### Material for the task

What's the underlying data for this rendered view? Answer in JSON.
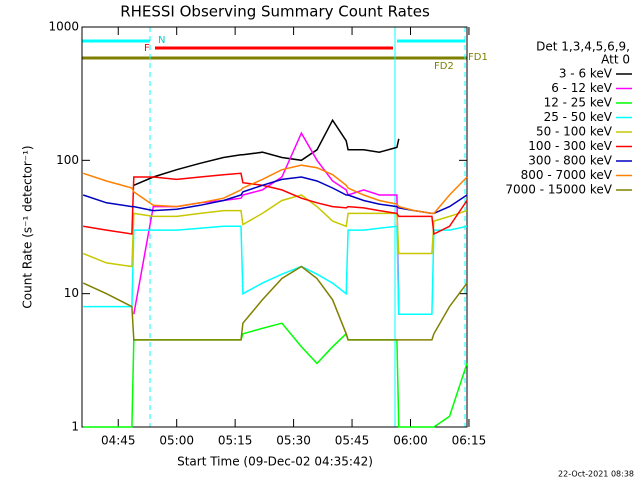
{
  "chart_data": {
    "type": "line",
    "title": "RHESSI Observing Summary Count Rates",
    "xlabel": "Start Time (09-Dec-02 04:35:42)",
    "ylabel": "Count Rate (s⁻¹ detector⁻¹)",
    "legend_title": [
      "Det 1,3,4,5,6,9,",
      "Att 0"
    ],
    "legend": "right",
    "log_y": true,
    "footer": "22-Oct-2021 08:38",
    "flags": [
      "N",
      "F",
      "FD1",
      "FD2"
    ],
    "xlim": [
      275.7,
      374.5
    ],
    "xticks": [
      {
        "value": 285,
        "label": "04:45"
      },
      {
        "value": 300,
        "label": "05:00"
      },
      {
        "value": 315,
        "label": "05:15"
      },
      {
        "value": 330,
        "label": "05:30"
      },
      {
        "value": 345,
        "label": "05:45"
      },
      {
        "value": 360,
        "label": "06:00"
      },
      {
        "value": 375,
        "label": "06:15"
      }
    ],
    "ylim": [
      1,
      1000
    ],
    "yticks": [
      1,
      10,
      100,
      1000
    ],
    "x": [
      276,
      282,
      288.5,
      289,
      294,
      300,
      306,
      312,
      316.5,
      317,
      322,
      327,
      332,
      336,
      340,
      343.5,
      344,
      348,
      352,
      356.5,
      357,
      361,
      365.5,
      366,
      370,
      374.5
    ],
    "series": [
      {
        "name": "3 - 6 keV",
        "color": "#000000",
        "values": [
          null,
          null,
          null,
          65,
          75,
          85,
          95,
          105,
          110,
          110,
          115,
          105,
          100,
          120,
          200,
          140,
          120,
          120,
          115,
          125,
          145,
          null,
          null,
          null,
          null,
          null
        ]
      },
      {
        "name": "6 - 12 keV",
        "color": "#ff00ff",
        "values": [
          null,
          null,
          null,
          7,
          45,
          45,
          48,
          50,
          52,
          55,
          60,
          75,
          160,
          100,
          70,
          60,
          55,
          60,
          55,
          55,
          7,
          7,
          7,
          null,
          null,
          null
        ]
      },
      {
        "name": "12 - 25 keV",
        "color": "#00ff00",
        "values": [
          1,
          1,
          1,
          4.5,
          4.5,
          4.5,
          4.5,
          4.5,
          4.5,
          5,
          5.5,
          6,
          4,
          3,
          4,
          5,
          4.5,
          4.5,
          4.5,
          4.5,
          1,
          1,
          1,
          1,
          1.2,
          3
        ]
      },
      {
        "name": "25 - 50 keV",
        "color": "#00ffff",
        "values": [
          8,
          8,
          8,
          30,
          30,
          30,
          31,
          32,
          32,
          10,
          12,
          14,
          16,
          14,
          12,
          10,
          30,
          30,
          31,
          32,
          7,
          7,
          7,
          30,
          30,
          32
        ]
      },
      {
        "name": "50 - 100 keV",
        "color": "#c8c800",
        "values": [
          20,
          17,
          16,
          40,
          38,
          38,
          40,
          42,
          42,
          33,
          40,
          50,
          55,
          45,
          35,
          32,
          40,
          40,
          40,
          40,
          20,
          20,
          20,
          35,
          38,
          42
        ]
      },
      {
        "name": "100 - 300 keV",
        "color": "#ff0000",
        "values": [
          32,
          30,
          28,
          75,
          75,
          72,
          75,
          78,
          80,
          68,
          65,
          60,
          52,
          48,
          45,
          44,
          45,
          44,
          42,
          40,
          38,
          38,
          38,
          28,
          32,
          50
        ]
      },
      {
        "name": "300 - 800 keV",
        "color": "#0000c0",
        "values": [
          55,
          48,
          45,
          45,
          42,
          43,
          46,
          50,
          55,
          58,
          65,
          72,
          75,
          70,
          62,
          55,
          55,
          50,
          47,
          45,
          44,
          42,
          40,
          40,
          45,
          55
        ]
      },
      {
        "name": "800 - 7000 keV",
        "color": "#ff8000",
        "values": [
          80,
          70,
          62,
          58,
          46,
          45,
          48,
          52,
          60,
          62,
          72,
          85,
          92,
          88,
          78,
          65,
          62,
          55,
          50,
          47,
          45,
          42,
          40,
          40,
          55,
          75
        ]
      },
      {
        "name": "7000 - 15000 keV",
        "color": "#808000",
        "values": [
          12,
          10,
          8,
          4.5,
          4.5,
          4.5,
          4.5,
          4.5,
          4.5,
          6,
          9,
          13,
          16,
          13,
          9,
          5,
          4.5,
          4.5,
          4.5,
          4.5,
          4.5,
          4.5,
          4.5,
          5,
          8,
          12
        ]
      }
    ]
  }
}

######
### Material for the task

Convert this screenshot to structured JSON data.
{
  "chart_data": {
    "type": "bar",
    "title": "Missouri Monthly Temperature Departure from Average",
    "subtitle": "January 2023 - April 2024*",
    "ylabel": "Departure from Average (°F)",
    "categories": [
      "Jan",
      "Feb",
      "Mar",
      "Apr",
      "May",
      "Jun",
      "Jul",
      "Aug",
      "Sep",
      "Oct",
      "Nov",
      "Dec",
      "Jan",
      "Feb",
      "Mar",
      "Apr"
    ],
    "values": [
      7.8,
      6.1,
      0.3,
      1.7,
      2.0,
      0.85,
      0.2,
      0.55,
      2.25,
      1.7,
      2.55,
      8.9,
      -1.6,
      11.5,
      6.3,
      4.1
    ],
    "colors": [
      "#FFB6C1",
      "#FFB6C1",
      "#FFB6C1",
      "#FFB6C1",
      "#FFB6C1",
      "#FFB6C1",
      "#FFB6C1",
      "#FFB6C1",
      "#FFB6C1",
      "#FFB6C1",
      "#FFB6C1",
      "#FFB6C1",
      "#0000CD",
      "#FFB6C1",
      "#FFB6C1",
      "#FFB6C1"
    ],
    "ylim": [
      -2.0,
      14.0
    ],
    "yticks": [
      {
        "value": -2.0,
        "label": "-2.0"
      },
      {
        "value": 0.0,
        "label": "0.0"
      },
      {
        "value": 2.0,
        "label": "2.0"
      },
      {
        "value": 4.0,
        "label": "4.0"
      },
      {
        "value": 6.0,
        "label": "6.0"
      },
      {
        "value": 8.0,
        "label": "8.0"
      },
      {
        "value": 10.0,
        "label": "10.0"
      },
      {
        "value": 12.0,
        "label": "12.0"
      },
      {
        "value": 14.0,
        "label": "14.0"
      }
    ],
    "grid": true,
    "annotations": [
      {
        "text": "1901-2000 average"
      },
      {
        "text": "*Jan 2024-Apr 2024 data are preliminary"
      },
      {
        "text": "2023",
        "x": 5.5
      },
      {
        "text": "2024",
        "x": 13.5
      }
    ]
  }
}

######

**Task to carry out**
Identify every line above with the string "Departure" in it. Copy those lines.

**Answer to this task**
    "title": "Missouri Monthly Temperature Departure from Average",
    "ylabel": "Departure from Average (°F)",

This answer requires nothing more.